Omit any picture, and return the remaining data exactly as written.

Given records -
+ + +
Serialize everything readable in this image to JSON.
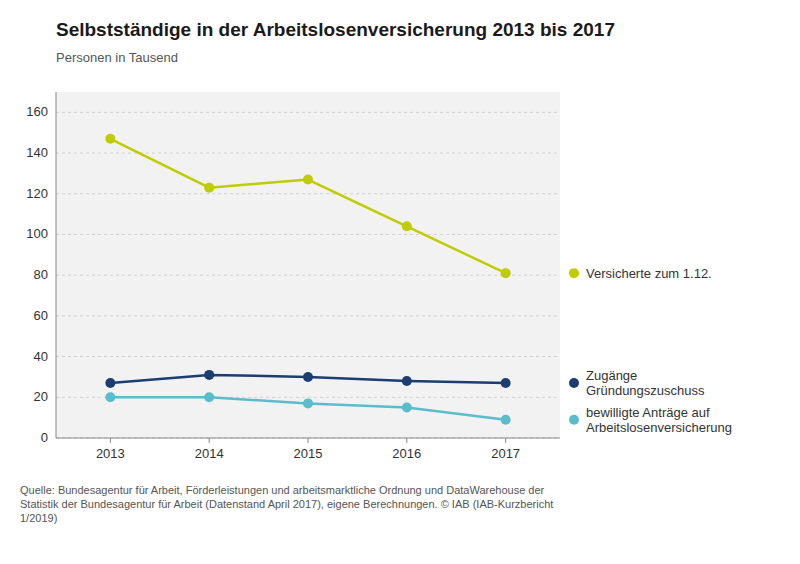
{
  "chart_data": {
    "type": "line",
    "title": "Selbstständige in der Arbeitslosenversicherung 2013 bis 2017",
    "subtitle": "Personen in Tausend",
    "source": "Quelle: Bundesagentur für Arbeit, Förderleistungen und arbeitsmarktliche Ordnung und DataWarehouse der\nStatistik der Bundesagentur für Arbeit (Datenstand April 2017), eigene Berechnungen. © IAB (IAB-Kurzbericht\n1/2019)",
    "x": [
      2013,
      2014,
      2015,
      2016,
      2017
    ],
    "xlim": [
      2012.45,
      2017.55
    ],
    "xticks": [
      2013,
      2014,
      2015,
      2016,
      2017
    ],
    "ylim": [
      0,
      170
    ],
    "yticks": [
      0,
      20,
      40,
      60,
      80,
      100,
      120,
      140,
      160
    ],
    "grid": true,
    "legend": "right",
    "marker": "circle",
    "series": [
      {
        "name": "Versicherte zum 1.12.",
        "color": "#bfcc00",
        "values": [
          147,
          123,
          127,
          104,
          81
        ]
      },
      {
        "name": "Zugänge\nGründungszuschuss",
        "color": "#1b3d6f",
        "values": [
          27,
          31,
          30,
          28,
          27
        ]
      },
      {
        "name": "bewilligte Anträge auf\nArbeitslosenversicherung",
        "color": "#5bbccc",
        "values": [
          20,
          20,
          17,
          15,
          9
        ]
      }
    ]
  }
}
+ + +
Reply -
Serialize everything readable in this image to JSON.
{
  "chart_data": {
    "type": "line",
    "title": "Selbstständige in der Arbeitslosenversicherung 2013 bis 2017",
    "subtitle": "Personen in Tausend",
    "source": "Quelle: Bundesagentur für Arbeit, Förderleistungen und arbeitsmarktliche Ordnung und DataWarehouse der\nStatistik der Bundesagentur für Arbeit (Datenstand April 2017), eigene Berechnungen. © IAB (IAB-Kurzbericht\n1/2019)",
    "x": [
      2013,
      2014,
      2015,
      2016,
      2017
    ],
    "xlim": [
      2012.45,
      2017.55
    ],
    "xticks": [
      2013,
      2014,
      2015,
      2016,
      2017
    ],
    "ylim": [
      0,
      170
    ],
    "yticks": [
      0,
      20,
      40,
      60,
      80,
      100,
      120,
      140,
      160
    ],
    "grid": true,
    "legend": "right",
    "marker": "circle",
    "series": [
      {
        "name": "Versicherte zum 1.12.",
        "color": "#bfcc00",
        "values": [
          147,
          123,
          127,
          104,
          81
        ]
      },
      {
        "name": "Zugänge\nGründungszuschuss",
        "color": "#1b3d6f",
        "values": [
          27,
          31,
          30,
          28,
          27
        ]
      },
      {
        "name": "bewilligte Anträge auf\nArbeitslosenversicherung",
        "color": "#5bbccc",
        "values": [
          20,
          20,
          17,
          15,
          9
        ]
      }
    ]
  }
}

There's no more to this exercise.